* _DATA ROWS_:
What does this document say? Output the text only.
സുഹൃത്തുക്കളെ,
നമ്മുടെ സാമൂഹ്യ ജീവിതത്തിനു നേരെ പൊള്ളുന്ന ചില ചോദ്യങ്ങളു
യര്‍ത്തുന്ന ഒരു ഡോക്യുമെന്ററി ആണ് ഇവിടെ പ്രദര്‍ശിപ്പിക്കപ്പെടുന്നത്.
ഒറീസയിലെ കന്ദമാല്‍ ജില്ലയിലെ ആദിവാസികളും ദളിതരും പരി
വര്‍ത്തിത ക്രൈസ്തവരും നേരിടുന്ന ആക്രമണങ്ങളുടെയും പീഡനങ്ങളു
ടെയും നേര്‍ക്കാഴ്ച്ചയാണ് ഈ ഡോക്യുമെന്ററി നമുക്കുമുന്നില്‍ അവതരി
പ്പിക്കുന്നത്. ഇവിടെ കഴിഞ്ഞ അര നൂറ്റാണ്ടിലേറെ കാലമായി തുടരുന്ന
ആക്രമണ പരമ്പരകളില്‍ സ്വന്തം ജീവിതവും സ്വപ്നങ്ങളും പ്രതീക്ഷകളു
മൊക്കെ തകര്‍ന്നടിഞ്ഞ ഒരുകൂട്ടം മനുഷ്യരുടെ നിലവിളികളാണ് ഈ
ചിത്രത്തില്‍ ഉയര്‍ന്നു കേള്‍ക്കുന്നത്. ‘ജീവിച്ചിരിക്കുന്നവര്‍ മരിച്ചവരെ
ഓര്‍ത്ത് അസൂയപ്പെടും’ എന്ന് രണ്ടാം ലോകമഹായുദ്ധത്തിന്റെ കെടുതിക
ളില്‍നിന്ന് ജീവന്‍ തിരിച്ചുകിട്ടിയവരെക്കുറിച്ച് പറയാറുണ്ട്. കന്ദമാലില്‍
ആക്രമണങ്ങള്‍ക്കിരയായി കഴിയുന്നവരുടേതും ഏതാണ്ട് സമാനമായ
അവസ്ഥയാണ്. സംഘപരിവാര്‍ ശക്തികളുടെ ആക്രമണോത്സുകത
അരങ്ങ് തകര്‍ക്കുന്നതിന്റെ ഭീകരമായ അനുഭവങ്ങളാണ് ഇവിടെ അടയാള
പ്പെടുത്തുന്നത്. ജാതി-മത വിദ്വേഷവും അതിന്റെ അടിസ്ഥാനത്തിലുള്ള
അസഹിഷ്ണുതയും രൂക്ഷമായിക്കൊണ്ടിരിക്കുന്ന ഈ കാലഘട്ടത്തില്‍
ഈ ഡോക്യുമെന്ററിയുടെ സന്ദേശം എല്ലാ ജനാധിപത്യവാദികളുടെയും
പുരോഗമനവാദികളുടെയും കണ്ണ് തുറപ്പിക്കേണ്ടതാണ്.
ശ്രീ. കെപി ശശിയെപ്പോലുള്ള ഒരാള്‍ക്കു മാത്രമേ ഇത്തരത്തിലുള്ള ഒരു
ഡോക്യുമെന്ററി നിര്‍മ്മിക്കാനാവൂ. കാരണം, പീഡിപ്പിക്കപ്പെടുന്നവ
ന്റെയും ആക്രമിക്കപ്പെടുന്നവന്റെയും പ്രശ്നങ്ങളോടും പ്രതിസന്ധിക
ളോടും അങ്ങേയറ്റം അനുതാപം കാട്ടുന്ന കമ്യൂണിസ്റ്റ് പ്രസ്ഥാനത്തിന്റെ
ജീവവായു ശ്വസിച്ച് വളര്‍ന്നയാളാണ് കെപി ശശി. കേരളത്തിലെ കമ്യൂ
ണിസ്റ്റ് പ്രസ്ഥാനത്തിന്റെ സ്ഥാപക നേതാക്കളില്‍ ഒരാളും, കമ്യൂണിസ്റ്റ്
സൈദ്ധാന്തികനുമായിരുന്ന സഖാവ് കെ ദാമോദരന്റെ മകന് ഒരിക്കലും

* _REQUIREMENTS_: Filter the records, keeping only lines that contain "രമണങ", and show those lines.

* _CORRECT RESULT_:
വര്‍ത്തിത ക്രൈസ്തവരും നേരിടുന്ന ആക്രമണങ്ങളുടെയും പീഡനങ്ങളു
ആക്രമണങ്ങള്‍ക്കിരയായി കഴിയുന്നവരുടേതും ഏതാണ്ട് സമാനമായ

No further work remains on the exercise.